Short exercise → Transcribe the whole listing below without changing a word, but leave out every image.

Begin Records to use

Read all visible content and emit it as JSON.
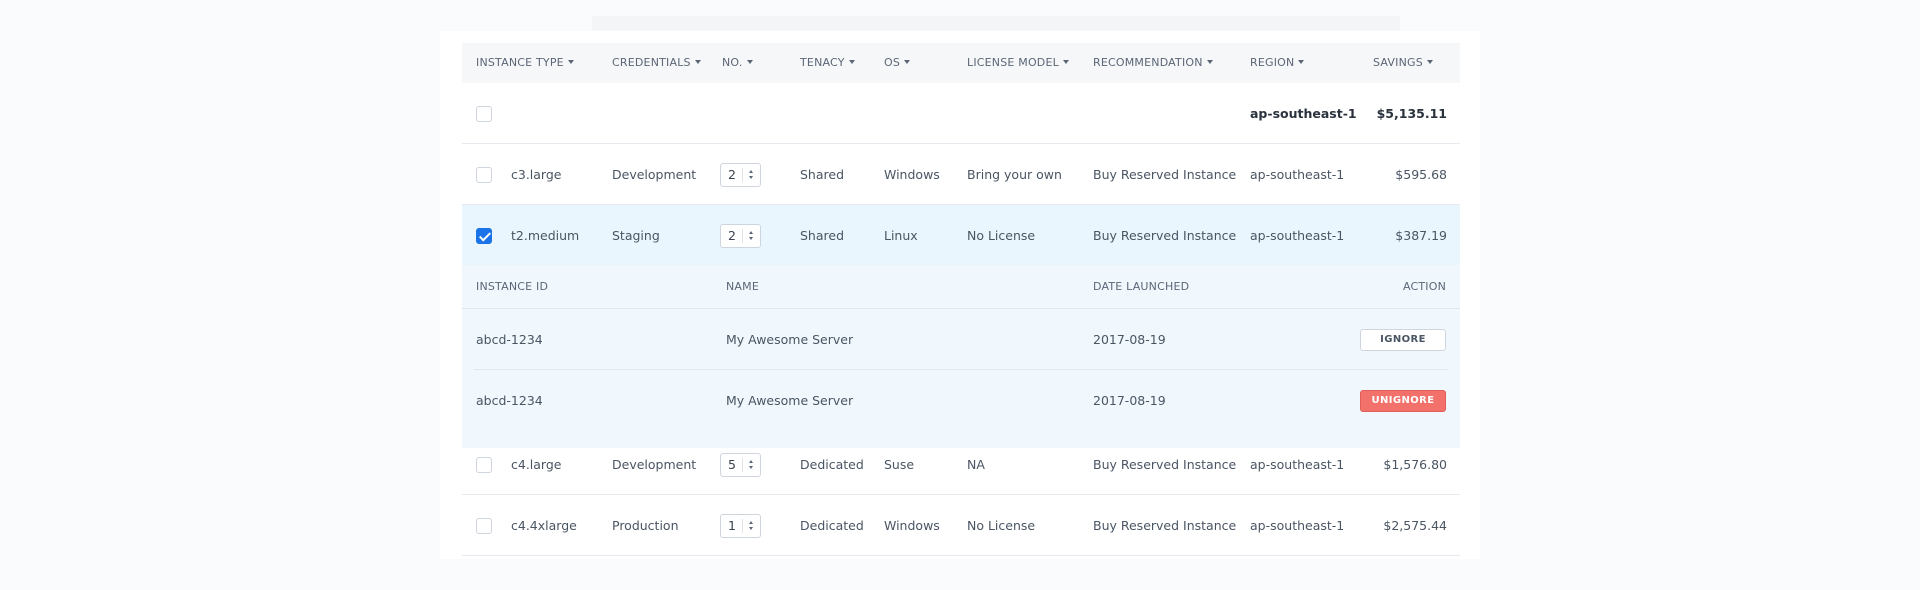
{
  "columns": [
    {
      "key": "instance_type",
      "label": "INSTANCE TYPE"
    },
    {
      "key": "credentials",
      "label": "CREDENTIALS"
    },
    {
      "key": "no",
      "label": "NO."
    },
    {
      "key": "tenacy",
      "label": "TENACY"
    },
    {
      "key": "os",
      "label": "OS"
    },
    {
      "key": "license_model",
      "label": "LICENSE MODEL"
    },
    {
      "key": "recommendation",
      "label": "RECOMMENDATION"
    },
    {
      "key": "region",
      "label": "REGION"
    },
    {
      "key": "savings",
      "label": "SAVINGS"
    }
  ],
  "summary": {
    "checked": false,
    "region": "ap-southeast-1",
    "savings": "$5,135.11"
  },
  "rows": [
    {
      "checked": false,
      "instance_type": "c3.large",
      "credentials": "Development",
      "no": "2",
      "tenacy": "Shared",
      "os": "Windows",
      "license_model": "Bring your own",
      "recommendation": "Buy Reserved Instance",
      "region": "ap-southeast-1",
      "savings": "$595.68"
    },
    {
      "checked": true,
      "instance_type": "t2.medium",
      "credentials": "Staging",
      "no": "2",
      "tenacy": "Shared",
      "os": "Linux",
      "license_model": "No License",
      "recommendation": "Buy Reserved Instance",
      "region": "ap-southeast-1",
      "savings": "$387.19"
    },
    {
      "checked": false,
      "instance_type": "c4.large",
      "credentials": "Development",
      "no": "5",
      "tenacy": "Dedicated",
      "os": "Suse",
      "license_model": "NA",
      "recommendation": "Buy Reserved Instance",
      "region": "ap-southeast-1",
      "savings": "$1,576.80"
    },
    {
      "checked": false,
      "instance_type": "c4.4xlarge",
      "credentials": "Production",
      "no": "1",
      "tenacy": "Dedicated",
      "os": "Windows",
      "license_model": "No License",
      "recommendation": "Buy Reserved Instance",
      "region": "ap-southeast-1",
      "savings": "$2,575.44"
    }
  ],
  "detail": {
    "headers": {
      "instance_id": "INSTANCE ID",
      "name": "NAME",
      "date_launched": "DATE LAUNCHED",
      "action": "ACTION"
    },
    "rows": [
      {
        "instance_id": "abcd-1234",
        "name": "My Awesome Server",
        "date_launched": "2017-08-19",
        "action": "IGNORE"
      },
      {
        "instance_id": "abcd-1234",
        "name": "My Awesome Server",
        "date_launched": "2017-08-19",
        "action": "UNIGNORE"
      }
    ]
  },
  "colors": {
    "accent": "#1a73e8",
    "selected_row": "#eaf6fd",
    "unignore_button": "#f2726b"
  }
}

End Records to use

Result of this exercise →
Read all visible content and emit it as JSON.
{
  "columns": [
    {
      "key": "instance_type",
      "label": "INSTANCE TYPE"
    },
    {
      "key": "credentials",
      "label": "CREDENTIALS"
    },
    {
      "key": "no",
      "label": "NO."
    },
    {
      "key": "tenacy",
      "label": "TENACY"
    },
    {
      "key": "os",
      "label": "OS"
    },
    {
      "key": "license_model",
      "label": "LICENSE MODEL"
    },
    {
      "key": "recommendation",
      "label": "RECOMMENDATION"
    },
    {
      "key": "region",
      "label": "REGION"
    },
    {
      "key": "savings",
      "label": "SAVINGS"
    }
  ],
  "summary": {
    "checked": false,
    "region": "ap-southeast-1",
    "savings": "$5,135.11"
  },
  "rows": [
    {
      "checked": false,
      "instance_type": "c3.large",
      "credentials": "Development",
      "no": "2",
      "tenacy": "Shared",
      "os": "Windows",
      "license_model": "Bring your own",
      "recommendation": "Buy Reserved Instance",
      "region": "ap-southeast-1",
      "savings": "$595.68"
    },
    {
      "checked": true,
      "instance_type": "t2.medium",
      "credentials": "Staging",
      "no": "2",
      "tenacy": "Shared",
      "os": "Linux",
      "license_model": "No License",
      "recommendation": "Buy Reserved Instance",
      "region": "ap-southeast-1",
      "savings": "$387.19"
    },
    {
      "checked": false,
      "instance_type": "c4.large",
      "credentials": "Development",
      "no": "5",
      "tenacy": "Dedicated",
      "os": "Suse",
      "license_model": "NA",
      "recommendation": "Buy Reserved Instance",
      "region": "ap-southeast-1",
      "savings": "$1,576.80"
    },
    {
      "checked": false,
      "instance_type": "c4.4xlarge",
      "credentials": "Production",
      "no": "1",
      "tenacy": "Dedicated",
      "os": "Windows",
      "license_model": "No License",
      "recommendation": "Buy Reserved Instance",
      "region": "ap-southeast-1",
      "savings": "$2,575.44"
    }
  ],
  "detail": {
    "headers": {
      "instance_id": "INSTANCE ID",
      "name": "NAME",
      "date_launched": "DATE LAUNCHED",
      "action": "ACTION"
    },
    "rows": [
      {
        "instance_id": "abcd-1234",
        "name": "My Awesome Server",
        "date_launched": "2017-08-19",
        "action": "IGNORE"
      },
      {
        "instance_id": "abcd-1234",
        "name": "My Awesome Server",
        "date_launched": "2017-08-19",
        "action": "UNIGNORE"
      }
    ]
  },
  "colors": {
    "accent": "#1a73e8",
    "selected_row": "#eaf6fd",
    "unignore_button": "#f2726b"
  }
}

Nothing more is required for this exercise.